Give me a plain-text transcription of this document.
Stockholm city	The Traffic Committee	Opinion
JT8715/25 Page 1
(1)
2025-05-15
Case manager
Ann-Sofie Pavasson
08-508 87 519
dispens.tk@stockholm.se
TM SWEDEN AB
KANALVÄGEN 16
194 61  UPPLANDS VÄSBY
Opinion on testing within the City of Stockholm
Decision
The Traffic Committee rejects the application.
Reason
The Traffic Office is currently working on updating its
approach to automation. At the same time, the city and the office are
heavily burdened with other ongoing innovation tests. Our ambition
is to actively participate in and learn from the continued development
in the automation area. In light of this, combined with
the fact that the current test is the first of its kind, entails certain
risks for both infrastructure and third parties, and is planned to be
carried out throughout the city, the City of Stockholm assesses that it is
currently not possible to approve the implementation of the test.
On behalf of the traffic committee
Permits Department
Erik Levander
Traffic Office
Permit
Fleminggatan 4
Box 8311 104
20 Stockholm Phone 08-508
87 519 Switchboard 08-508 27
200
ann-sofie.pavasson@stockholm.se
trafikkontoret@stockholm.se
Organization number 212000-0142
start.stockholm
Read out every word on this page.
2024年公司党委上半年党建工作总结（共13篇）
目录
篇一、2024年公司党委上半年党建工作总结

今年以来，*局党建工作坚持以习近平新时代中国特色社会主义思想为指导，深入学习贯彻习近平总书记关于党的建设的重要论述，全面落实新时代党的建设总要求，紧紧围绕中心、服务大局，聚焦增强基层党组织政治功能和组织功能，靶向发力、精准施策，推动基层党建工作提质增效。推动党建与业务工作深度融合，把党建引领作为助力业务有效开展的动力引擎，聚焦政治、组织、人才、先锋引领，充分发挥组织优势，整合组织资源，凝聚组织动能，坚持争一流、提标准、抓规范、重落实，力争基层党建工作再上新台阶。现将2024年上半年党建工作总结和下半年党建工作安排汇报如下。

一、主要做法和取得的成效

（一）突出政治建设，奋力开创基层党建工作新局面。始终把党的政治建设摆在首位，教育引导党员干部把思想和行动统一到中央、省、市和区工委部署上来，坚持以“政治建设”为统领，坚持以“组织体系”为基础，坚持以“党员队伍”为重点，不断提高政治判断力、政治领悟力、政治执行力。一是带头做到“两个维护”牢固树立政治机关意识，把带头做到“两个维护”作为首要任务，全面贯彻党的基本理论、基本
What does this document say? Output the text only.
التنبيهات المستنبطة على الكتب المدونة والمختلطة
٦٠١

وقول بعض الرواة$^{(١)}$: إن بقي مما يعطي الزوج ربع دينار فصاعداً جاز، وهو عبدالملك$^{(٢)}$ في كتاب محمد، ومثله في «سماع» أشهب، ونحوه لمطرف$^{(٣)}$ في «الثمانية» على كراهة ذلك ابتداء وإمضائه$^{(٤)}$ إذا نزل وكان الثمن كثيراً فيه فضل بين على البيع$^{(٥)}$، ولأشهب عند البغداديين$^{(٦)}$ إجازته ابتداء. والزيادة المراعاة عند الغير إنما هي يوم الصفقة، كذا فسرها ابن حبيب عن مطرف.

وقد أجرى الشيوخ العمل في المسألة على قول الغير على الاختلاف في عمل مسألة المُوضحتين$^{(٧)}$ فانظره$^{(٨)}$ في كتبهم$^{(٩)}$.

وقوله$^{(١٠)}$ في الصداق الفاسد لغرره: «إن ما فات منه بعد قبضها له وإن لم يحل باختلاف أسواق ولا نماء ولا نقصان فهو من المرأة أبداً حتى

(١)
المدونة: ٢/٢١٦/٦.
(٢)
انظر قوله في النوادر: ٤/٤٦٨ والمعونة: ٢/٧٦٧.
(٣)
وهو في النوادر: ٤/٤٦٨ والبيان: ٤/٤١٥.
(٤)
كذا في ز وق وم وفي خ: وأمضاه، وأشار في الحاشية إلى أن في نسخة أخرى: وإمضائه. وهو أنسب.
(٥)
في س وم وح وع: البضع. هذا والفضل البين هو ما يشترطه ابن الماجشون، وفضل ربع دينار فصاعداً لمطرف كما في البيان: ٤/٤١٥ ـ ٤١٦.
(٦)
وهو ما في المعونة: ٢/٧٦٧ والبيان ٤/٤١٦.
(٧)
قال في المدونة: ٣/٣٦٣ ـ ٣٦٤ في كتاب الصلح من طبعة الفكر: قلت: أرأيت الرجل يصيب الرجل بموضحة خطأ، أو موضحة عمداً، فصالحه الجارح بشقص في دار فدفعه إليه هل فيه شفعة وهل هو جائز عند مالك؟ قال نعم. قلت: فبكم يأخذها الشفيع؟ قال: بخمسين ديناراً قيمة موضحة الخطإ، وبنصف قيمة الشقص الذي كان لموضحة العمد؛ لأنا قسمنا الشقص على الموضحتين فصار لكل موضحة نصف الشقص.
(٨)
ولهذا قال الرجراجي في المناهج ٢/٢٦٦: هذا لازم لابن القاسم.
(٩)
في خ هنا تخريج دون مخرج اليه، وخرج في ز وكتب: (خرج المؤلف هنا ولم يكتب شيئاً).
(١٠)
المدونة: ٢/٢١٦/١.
::::::::
■ What to do
Write out every entry again exactly, please, with nothing missing.

■ Answer to the task
Give me a plain-text transcription of this document.
Stockholm city	The Traffic Committee	Opinion
JT8715/25 Page 1
(1)
2025-05-15
Case manager
Ann-Sofie Pavasson
08-508 87 519
dispens.tk@stockholm.se
TM SWEDEN AB
KANALVÄGEN 16
194 61  UPPLANDS VÄSBY
Opinion on testing within the City of Stockholm
Decision
The Traffic Committee rejects the application.
Reason
The Traffic Office is currently working on updating its
approach to automation. At the same time, the city and the office are
heavily burdened with other ongoing innovation tests. Our ambition
is to actively participate in and learn from the continued development
in the automation area. In light of this, combined with
the fact that the current test is the first of its kind, entails certain
risks for both infrastructure and third parties, and is planned to be
carried out throughout the city, the City of Stockholm assesses that it is
currently not possible to approve the implementation of the test.
On behalf of the traffic committee
Permits Department
Erik Levander
Traffic Office
Permit
Fleminggatan 4
Box 8311 104
20 Stockholm Phone 08-508
87 519 Switchboard 08-508 27
200
ann-sofie.pavasson@stockholm.se
trafikkontoret@stockholm.se
Organization number 212000-0142
start.stockholm
Read out every word on this page.
2024年公司党委上半年党建工作总结（共13篇）
目录
篇一、2024年公司党委上半年党建工作总结

今年以来，*局党建工作坚持以习近平新时代中国特色社会主义思想为指导，深入学习贯彻习近平总书记关于党的建设的重要论述，全面落实新时代党的建设总要求，紧紧围绕中心、服务大局，聚焦增强基层党组织政治功能和组织功能，靶向发力、精准施策，推动基层党建工作提质增效。推动党建与业务工作深度融合，把党建引领作为助力业务有效开展的动力引擎，聚焦政治、组织、人才、先锋引领，充分发挥组织优势，整合组织资源，凝聚组织动能，坚持争一流、提标准、抓规范、重落实，力争基层党建工作再上新台阶。现将2024年上半年党建工作总结和下半年党建工作安排汇报如下。

一、主要做法和取得的成效

（一）突出政治建设，奋力开创基层党建工作新局面。始终把党的政治建设摆在首位，教育引导党员干部把思想和行动统一到中央、省、市和区工委部署上来，坚持以“政治建设”为统领，坚持以“组织体系”为基础，坚持以“党员队伍”为重点，不断提高政治判断力、政治领悟力、政治执行力。一是带头做到“两个维护”牢固树立政治机关意识，把带头做到“两个维护”作为首要任务，全面贯彻党的基本理论、基本
What does this document say? Output the text only.
التنبيهات المستنبطة على الكتب المدونة والمختلطة
٦٠١

وقول بعض الرواة$^{(١)}$: إن بقي مما يعطي الزوج ربع دينار فصاعداً جاز، وهو عبدالملك$^{(٢)}$ في كتاب محمد، ومثله في «سماع» أشهب، ونحوه لمطرف$^{(٣)}$ في «الثمانية» على كراهة ذلك ابتداء وإمضائه$^{(٤)}$ إذا نزل وكان الثمن كثيراً فيه فضل بين على البيع$^{(٥)}$، ولأشهب عند البغداديين$^{(٦)}$ إجازته ابتداء. والزيادة المراعاة عند الغير إنما هي يوم الصفقة، كذا فسرها ابن حبيب عن مطرف.

وقد أجرى الشيوخ العمل في المسألة على قول الغير على الاختلاف في عمل مسألة المُوضحتين$^{(٧)}$ فانظره$^{(٨)}$ في كتبهم$^{(٩)}$.

وقوله$^{(١٠)}$ في الصداق الفاسد لغرره: «إن ما فات منه بعد قبضها له وإن لم يحل باختلاف أسواق ولا نماء ولا نقصان فهو من المرأة أبداً حتى

(١)
المدونة: ٢/٢١٦/٦.
(٢)
انظر قوله في النوادر: ٤/٤٦٨ والمعونة: ٢/٧٦٧.
(٣)
وهو في النوادر: ٤/٤٦٨ والبيان: ٤/٤١٥.
(٤)
كذا في ز وق وم وفي خ: وأمضاه، وأشار في الحاشية إلى أن في نسخة أخرى: وإمضائه. وهو أنسب.
(٥)
في س وم وح وع: البضع. هذا والفضل البين هو ما يشترطه ابن الماجشون، وفضل ربع دينار فصاعداً لمطرف كما في البيان: ٤/٤١٥ ـ ٤١٦.
(٦)
وهو ما في المعونة: ٢/٧٦٧ والبيان ٤/٤١٦.
(٧)
قال في المدونة: ٣/٣٦٣ ـ ٣٦٤ في كتاب الصلح من طبعة الفكر: قلت: أرأيت الرجل يصيب الرجل بموضحة خطأ، أو موضحة عمداً، فصالحه الجارح بشقص في دار فدفعه إليه هل فيه شفعة وهل هو جائز عند مالك؟ قال نعم. قلت: فبكم يأخذها الشفيع؟ قال: بخمسين ديناراً قيمة موضحة الخطإ، وبنصف قيمة الشقص الذي كان لموضحة العمد؛ لأنا قسمنا الشقص على الموضحتين فصار لكل موضحة نصف الشقص.
(٨)
ولهذا قال الرجراجي في المناهج ٢/٢٦٦: هذا لازم لابن القاسم.
(٩)
في خ هنا تخريج دون مخرج اليه، وخرج في ز وكتب: (خرج المؤلف هنا ولم يكتب شيئاً).
(١٠)
المدونة: ٢/٢١٦/١.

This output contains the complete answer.